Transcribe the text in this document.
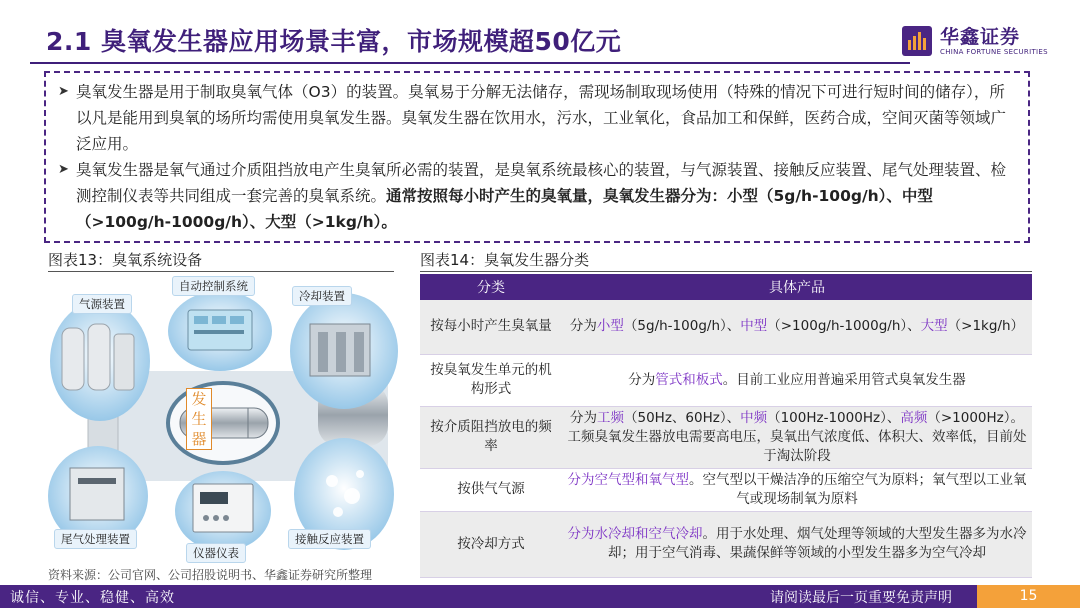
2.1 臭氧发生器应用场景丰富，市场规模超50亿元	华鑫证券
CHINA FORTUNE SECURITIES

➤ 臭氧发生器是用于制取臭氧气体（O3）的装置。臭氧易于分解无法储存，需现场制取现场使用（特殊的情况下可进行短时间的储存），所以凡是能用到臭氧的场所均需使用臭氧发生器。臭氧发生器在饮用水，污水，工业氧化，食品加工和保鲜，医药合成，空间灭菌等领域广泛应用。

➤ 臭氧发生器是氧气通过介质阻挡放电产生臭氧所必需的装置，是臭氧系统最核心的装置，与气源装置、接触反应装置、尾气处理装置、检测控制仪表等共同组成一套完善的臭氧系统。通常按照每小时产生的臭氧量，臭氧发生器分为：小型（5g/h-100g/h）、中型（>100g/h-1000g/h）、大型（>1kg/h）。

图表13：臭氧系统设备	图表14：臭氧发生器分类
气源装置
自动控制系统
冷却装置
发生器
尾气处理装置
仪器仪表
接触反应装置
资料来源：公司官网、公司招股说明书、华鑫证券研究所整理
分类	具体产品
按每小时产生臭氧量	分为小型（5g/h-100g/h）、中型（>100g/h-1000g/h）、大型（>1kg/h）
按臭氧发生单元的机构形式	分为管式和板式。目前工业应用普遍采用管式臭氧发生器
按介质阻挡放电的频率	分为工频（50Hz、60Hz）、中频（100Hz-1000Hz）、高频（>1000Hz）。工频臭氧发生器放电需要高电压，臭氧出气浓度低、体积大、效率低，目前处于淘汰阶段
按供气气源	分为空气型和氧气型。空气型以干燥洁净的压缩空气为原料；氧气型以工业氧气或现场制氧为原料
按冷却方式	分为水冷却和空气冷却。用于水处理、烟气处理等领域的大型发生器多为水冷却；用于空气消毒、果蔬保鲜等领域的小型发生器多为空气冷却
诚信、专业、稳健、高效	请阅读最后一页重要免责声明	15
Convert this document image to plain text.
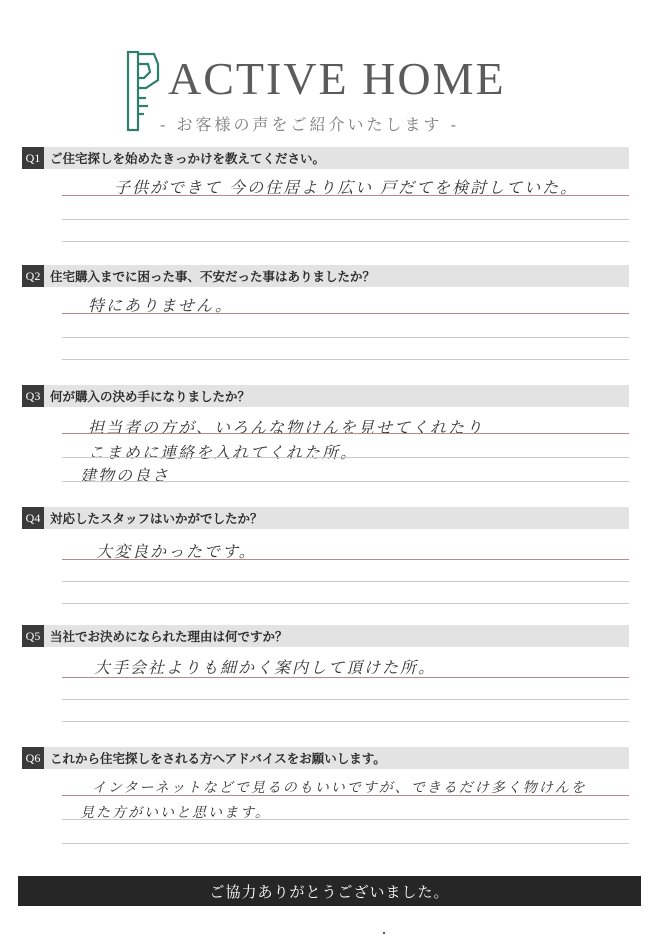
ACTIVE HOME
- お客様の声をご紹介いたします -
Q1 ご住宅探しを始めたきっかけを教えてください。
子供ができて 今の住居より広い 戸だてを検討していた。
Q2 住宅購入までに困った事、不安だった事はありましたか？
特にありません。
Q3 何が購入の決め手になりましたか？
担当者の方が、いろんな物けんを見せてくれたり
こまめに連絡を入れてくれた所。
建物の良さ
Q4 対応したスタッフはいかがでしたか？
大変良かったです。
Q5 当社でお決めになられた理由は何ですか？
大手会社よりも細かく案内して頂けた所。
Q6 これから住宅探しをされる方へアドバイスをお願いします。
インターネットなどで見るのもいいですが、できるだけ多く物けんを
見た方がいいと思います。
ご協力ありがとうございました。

::::::::

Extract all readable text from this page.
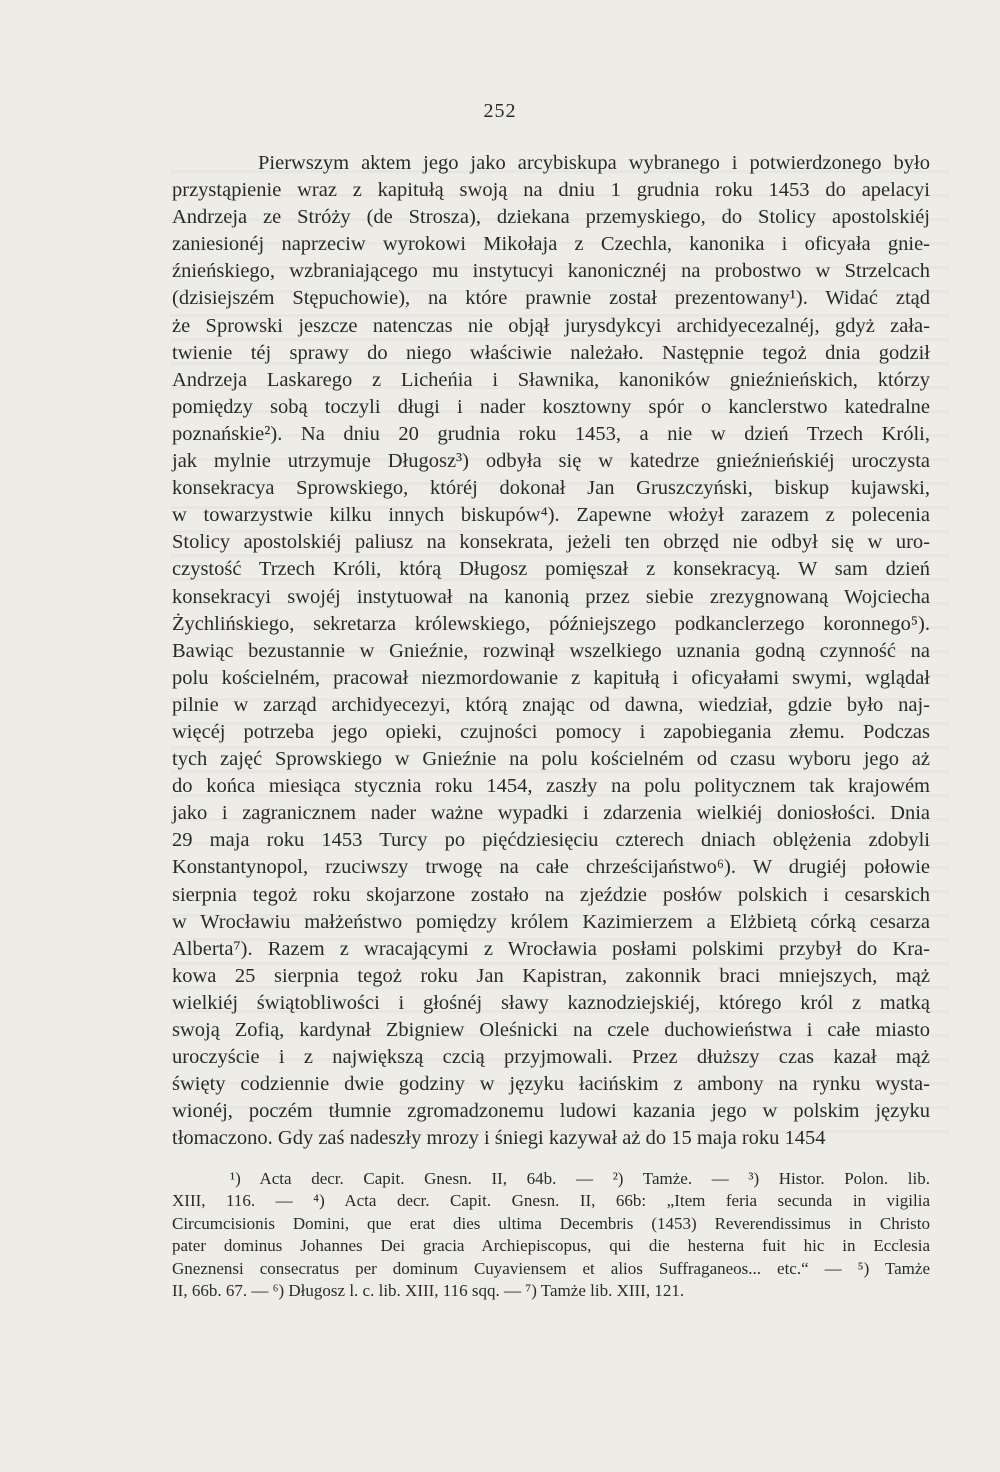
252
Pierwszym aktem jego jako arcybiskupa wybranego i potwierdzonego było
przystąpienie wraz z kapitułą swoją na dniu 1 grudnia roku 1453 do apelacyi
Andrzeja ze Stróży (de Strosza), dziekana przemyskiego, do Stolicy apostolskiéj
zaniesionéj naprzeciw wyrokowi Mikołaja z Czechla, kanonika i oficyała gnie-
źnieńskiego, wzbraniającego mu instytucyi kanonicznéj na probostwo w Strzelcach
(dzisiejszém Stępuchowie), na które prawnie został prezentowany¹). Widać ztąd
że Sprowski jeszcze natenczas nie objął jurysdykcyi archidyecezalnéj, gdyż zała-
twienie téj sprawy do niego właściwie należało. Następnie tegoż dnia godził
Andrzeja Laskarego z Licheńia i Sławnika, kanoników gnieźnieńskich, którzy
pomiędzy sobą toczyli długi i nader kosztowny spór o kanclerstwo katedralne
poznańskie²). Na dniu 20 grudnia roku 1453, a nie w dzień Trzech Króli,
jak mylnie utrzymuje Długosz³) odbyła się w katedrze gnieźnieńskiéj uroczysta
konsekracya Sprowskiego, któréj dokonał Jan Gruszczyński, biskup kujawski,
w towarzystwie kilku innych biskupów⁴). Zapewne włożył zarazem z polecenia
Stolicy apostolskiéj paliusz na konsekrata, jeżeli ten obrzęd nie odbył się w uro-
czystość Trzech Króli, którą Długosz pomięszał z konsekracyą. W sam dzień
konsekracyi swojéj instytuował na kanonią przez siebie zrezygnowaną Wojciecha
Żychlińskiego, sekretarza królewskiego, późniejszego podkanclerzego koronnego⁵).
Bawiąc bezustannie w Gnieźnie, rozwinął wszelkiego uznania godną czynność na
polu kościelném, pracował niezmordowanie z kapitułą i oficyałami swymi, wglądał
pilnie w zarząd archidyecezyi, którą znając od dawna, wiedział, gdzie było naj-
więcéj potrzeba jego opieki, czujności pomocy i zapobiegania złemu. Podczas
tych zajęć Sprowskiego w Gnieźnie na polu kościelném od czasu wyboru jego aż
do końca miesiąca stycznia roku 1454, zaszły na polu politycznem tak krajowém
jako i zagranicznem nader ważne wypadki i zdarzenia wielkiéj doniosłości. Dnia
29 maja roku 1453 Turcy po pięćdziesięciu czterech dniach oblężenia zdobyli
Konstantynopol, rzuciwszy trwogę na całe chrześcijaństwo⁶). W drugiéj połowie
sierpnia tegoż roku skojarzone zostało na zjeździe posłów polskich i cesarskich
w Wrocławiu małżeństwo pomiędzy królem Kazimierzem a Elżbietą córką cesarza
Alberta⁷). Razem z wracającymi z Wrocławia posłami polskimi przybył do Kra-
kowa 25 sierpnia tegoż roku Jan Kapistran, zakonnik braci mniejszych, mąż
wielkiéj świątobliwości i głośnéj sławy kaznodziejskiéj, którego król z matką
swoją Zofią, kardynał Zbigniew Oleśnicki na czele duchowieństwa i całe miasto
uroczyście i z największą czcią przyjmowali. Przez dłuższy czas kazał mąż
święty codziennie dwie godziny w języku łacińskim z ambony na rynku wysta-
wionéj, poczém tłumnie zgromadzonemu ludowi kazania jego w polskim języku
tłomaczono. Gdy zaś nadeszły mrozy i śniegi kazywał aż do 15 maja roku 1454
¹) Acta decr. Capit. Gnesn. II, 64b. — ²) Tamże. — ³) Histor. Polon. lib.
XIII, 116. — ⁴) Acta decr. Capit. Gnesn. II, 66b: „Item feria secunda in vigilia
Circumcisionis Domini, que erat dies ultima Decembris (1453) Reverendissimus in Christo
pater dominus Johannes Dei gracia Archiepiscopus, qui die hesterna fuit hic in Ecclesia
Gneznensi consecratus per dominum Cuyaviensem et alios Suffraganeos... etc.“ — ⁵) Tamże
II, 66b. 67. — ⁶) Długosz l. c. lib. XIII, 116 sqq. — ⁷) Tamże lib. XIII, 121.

::::::::

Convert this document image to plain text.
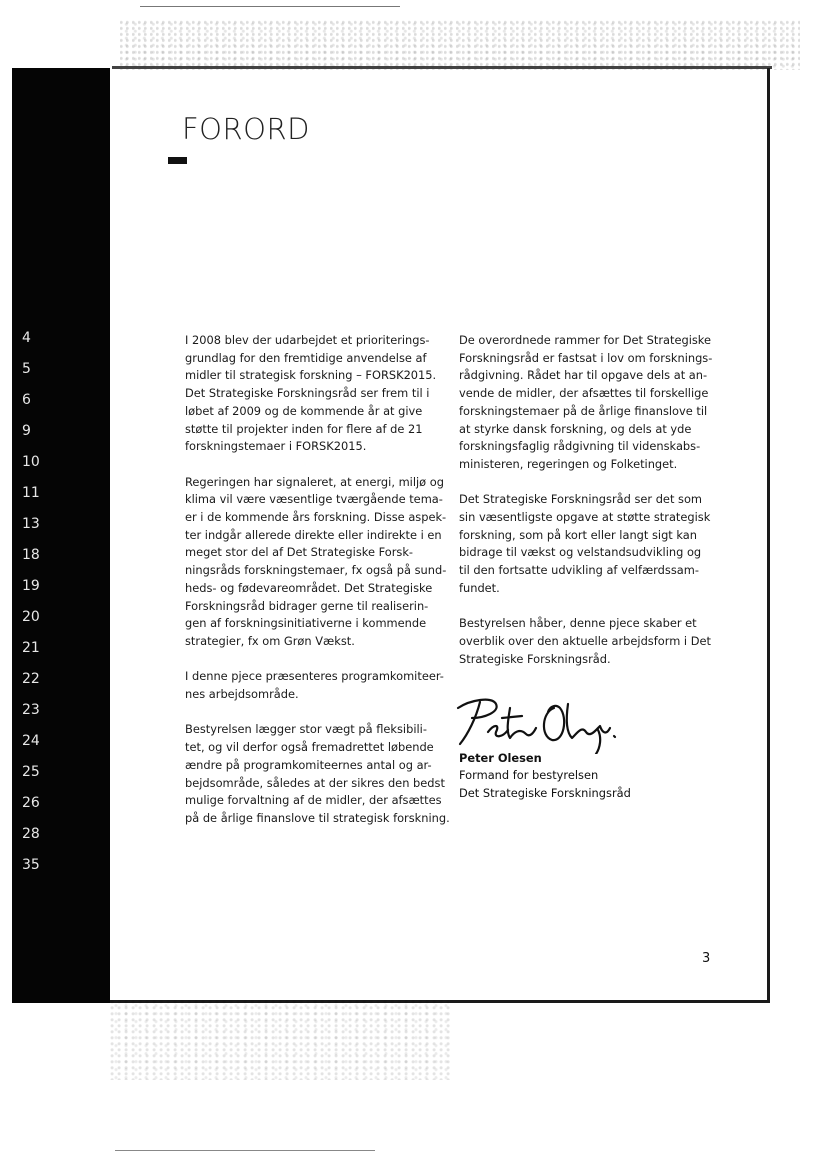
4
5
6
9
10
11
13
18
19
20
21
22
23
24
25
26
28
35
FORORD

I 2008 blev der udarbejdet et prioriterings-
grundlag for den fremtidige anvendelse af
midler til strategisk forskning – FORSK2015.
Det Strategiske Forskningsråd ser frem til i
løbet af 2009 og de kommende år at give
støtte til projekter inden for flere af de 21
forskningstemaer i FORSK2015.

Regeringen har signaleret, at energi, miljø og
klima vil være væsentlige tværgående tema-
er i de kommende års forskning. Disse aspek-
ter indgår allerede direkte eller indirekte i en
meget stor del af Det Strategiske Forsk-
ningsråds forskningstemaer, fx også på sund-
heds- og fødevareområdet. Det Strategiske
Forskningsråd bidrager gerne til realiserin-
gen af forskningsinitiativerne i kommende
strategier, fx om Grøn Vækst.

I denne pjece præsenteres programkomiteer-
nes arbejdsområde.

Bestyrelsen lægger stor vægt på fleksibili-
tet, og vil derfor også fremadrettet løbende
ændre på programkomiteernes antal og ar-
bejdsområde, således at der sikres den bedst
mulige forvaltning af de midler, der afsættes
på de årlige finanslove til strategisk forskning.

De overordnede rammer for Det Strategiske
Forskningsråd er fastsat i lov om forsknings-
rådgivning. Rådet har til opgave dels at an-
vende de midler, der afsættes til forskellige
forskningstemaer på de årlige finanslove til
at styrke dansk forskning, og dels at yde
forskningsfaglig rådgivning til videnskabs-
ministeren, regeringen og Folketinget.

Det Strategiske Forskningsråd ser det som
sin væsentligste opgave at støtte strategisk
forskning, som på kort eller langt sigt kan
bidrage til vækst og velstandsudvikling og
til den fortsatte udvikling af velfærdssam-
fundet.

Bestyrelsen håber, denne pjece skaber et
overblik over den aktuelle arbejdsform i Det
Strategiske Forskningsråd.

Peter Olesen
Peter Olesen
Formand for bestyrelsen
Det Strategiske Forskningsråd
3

::::::::

# Given task:
Tally the lines of the listing that include "jako". Reply with nothing but the count.

# Written reply:
2